## WHAT IS ASKED:
**A)** Name the four values for the how= argument that the lesson on merging data frames says it will cover.
**B)** Please pick up the lesson on merging data frames after its last heading, "Outer Join - how=“outer”", and continue it.

**** TEXT SHOWN

Introduction to Data Science

Data Wrangling Continued - Multiple Data Frames

Author

Joanna Bieri
DATA101

Important Information

Announcements

Exam 1 will be discussed next class

Please come to office hours to get help!

Day 7 Assignment - same drill.

import numpy as np
import pandas as pd

import matplotlib.pyplot as plt
import plotly.express as px
from plotly.subplots import make_subplots
import plotly.io as pio
pio.renderers.defaule = 'colab'

from itables import show

Join or Merge

Often we have data that comes to us from multiple different sources (multiple Data Frames) and we have to bring them together. This is called joining or merging!

First lets get some example data that we can use to demonstrate the different ways that we might join or merge our data.

DF_fake1 = pd.DataFrame({'id':[1,2,3],'data1':['x1','x2','x3']})
DF_fake1
id data1
0 1 x1
1 2 x2
2 3 x3
DF_fake2 = pd.DataFrame({'id':[1,2,4],'data1':['y1','y2','y4']})
DF_fake2
id data1
0 1 y1
1 2 y2
2 4 y4

You should notice that the first bit of data has information for id 1,2,3 and the second has information for id 1,2,4. We can imagine that we have four different observations and want to combine the information into a single data frame.

Grammar of the Merge/Join

To create a join in pandas you can use the pd.merge() function. This takes in two different data frames and merges them together based on information in one of the columns. Here is the basic command.

pd.merge(data frame 1, data frame 2, on='column name' ,how=type of merge )

data frame 1 and data frame 2 should be separate data, but they must share at least on column. In our example they both have the id column.

on = tells the command which column is the common column. What column to use to match up the observations.

how = tells us the type of merge. The options we will learn about are “left”, “right”, “outer”, and “inner”

Left Join - how=“left”

This type of join uses only the ids from the data frame on the left - the one that is listed first. Here is a great .gif of what happens (image thanks to Data Science in a Box).

Alt Text

The python code below combines the two fake data sets. You will notice that it uses the ids from DF_fake1, and drops id=4 from DF_fake2. Because DF_fake2 does not have id=3, Python inserts “NaN” as a place holder for where no data was provided.

# Left return only ids from the left data frame
pd.merge(DF_fake1, DF_fake2, on='id',how='left')
id data1_x data1_y
0 1 x1 y1
1 2 x2 y2
2 3 x3 NaN

Right Join - how=“right”

This type of join uses only the ids from the data frame on the right - the one that is listed second. Here is a great .gif of what happens (image thanks to Data Science in a Box).

Alt Text

The python code below combines the two fake data sets. You will notice that it uses the ids from DF_fake2, and drops id=3 from DF_fake1. Because DF_fake1 does not have id=4, Python inserts “NaN” as a place holder for where no data was provided.

# Right return only ids from the right data frame
pd.merge(DF_fake1, DF_fake2, on='id',how='right')
id data1_x data1_y
0 1 x1 y1
1 2 x2 y2
2 4 NaN y4

Outer Join - how=“outer”

********
**** DATASET EXCERPTS

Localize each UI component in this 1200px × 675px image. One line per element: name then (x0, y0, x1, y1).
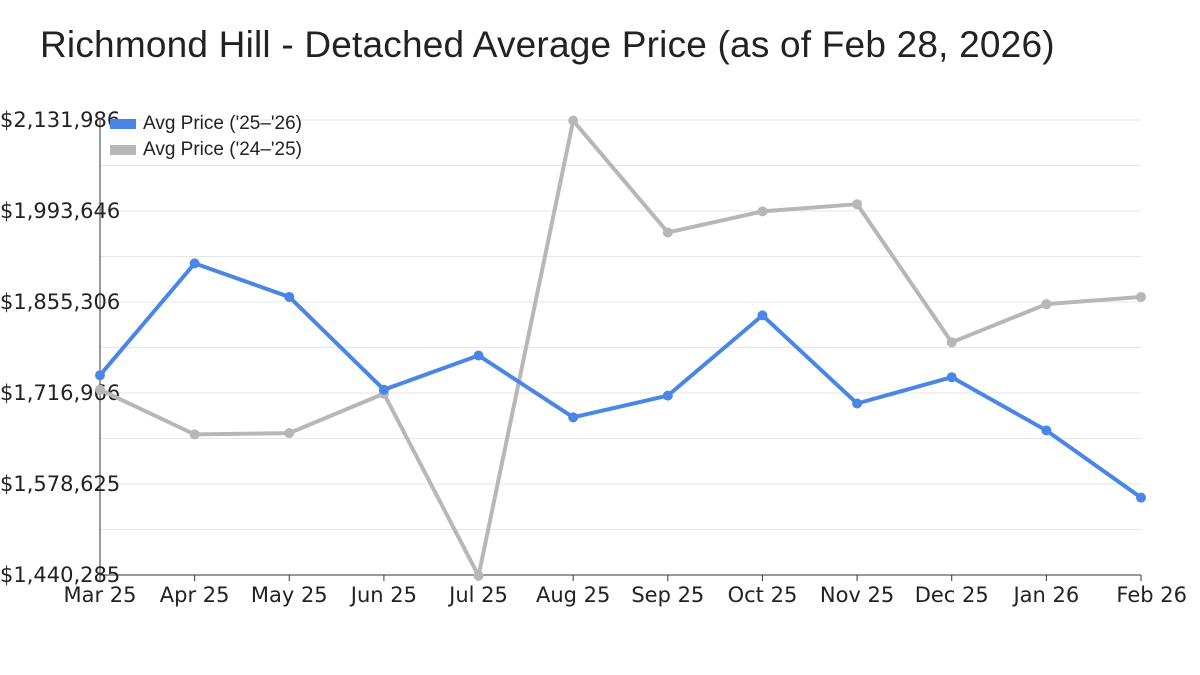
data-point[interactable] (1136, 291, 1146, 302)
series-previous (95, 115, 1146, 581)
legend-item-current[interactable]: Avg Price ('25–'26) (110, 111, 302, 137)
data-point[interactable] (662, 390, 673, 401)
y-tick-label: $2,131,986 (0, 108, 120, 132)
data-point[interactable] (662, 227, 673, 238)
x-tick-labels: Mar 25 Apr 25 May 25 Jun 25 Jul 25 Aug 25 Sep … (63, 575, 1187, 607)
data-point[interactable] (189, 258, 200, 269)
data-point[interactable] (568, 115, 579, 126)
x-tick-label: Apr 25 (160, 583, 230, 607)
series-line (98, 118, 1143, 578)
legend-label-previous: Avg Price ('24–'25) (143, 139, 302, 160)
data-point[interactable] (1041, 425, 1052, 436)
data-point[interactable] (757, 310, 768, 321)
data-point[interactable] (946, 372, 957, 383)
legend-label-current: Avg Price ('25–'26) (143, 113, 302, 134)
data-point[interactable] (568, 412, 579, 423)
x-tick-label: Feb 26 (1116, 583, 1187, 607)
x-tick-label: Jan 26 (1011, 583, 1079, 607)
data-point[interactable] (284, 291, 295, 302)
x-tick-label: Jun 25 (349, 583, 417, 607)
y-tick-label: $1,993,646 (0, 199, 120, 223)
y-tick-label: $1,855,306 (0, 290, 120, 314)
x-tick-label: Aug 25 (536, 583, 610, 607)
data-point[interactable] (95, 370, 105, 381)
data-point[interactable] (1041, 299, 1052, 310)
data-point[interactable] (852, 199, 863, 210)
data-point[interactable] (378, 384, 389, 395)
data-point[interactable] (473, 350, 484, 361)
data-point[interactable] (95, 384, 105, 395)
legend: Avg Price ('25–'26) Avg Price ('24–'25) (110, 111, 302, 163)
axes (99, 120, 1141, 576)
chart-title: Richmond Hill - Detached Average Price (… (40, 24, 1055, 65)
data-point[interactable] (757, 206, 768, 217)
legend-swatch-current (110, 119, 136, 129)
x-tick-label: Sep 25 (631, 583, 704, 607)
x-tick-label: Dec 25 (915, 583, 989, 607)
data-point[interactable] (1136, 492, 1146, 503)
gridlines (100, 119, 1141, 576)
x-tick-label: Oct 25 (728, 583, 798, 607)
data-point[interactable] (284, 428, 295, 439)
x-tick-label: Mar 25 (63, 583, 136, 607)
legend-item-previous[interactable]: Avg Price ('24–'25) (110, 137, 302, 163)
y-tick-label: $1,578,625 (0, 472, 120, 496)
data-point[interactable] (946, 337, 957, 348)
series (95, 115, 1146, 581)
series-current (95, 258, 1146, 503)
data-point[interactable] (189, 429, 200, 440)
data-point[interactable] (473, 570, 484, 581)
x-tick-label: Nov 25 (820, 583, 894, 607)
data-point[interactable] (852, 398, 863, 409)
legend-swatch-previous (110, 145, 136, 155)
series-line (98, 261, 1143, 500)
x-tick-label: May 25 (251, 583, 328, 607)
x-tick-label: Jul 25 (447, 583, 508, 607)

********
**** DATASET EXCERPTS

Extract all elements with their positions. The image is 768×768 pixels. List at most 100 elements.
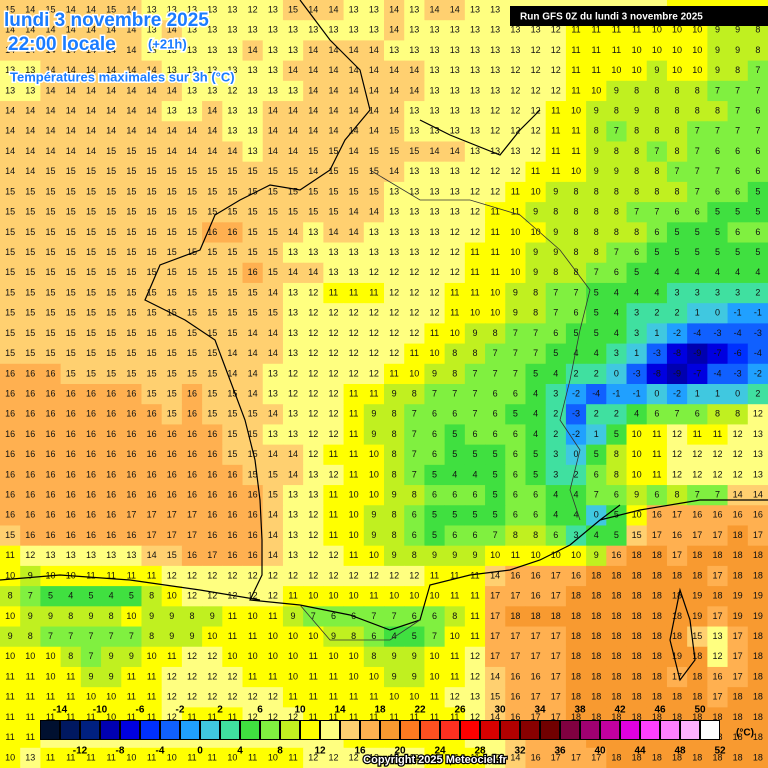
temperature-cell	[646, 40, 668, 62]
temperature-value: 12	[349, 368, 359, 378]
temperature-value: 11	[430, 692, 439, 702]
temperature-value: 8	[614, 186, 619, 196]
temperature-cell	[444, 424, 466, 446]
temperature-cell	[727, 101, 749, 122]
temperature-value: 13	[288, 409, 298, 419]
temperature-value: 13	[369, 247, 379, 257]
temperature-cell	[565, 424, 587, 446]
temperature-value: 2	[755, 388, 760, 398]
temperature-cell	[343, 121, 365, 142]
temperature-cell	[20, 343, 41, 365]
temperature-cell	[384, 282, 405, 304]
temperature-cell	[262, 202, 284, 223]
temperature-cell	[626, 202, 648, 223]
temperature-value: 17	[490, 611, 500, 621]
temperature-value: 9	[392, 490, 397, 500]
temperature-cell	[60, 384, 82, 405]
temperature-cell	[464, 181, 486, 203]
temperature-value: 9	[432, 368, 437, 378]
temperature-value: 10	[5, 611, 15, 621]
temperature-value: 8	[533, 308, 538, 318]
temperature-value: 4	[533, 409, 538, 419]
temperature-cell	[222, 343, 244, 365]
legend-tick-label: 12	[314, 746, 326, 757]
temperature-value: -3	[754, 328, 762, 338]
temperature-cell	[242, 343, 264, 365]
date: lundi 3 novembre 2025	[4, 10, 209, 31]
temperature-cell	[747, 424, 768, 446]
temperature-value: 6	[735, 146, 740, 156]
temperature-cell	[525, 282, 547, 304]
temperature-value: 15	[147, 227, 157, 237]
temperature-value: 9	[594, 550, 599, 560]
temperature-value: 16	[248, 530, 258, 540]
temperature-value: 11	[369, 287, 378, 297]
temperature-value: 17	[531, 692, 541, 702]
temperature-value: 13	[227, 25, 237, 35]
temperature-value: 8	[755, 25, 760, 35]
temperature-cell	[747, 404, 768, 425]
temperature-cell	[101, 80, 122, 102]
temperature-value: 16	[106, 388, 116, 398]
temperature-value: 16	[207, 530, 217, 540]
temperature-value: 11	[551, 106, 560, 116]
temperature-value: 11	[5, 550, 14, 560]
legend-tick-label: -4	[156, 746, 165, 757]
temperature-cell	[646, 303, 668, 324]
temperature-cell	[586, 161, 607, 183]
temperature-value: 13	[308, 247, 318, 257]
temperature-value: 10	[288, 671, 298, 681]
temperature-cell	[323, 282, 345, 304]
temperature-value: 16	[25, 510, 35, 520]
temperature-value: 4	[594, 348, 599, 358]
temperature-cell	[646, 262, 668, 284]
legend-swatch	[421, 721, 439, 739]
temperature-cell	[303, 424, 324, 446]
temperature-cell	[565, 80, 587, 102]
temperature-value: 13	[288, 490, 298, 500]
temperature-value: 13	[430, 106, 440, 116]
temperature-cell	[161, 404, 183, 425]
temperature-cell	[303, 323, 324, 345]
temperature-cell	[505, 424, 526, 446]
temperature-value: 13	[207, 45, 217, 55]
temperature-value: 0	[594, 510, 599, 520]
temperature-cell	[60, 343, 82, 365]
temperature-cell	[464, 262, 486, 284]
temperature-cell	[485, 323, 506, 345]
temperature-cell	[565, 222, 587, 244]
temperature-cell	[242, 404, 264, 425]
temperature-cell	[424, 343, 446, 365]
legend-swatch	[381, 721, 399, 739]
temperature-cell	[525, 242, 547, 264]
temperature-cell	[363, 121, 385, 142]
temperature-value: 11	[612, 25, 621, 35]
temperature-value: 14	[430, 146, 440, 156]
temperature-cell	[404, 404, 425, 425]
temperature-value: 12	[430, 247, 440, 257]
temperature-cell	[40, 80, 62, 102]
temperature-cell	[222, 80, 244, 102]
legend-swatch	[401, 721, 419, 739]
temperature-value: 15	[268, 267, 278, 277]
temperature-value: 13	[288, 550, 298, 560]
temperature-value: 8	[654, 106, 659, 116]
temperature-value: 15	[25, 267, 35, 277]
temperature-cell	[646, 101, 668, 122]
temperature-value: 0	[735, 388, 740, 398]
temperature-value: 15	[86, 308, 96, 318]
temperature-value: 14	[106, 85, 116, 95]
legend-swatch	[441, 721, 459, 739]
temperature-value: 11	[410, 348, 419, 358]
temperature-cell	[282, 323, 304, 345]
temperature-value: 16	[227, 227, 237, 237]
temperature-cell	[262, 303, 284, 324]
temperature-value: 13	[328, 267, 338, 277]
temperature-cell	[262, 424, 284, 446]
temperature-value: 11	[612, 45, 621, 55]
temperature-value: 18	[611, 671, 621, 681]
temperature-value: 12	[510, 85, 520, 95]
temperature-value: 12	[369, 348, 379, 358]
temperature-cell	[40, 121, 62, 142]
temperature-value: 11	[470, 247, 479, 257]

********

## TASK-BY-TASK OUTPUTS:
**A)** "left", "right", "outer", and "inner"

**B)**
This type of join, also called a full join uses the ids from both DF_fake1 and DF_fake2. Here is a great .gif of what happens (image thanks to Data Science in a Box).

Alt Text

The python code below combines the two fake data sets. You will notice that it combines the ids from DF_fake1 and DF_fake2. Because DF_fake1 does not have id=4 and DF_fake2 does not have id=3, Python inserts “NaN” as a place holder for where no data was provided.

# Outer - Return all ids
pd.merge(DF_fake1, DF_fake2, on='id',how='outer')
id data1_x data1_y
0 1 x1 y1
1 2 x2 y2
2 3 x3 NaN
3 4 NaN y4

Inner Join - how=“inner”

This type of join uses only the ids that appear in both DF_fake1 and DF_fake2. Here is a great .gif of what happens (image thanks to Data Science in a Box).

Alt Text

The python code below combines the two fake data sets. You will notice that it only pees the ids that appear in both DF_fake1 and DF_fake2. Python does not insert a “NaN” since there was data in all the spots.

# Inner - Return only ids that both data frames have
pd.merge(DF_fake1, DF_fake2, on='id',how='inner')
id data1_x data1_y
0 1 x1 y1
1 2 x2 y2

Join and keep an indicator

Sometimes when you join you want to see where the data comes from. This can help you do an anti-join where you keep only ids that are NOT in both data frames. Here is an example:

# See where the data comes from by adding indicator=True
pd.merge(DF_fake1, DF_fake2, on='id',how='outer',indicator=True)
id data1_x data1_y _merge
0 1 x1 y1 both
1 2 x2 y2 both
2 3 x3 NaN left_only
3 4 NaN y4 right_only

You notice that there is a new column “_merge” that tells us which data frame gave us the data. If we wanted to do an anti join, we could mask such that the data in merge is not equal to both.

Merging more realistic Data

Scientist data

Our data consists of information about women in science who changed the world:

Discover: Women in Science who Changed the World

This time we will load THREE different pieces of data

file1 = 'https://joannabieri.com/introdatascience/data/dates.csv'
DF_dates = pd.read_csv(file1)
file2 = 'https://joannabieri.com/introdatascience/data/professions.csv'
DF_professions = pd.read_csv(file2)
file3 = 'https://joannabieri.com/introdatascience/data/works.csv'
DF_works = pd.read_csv(file3)

Look at the data

show(DF_dates)
show(DF_professions)
show(DF_works)
name birth_year death_year
Loading ITables v2.1.4 from the internet... (need help?)
name profession
Loading ITables v2.1.4 from the internet... (need help?)
name known_for
Loading ITables v2.1.4 from the internet... (need help?)

Q Are each of these data sets Tidy?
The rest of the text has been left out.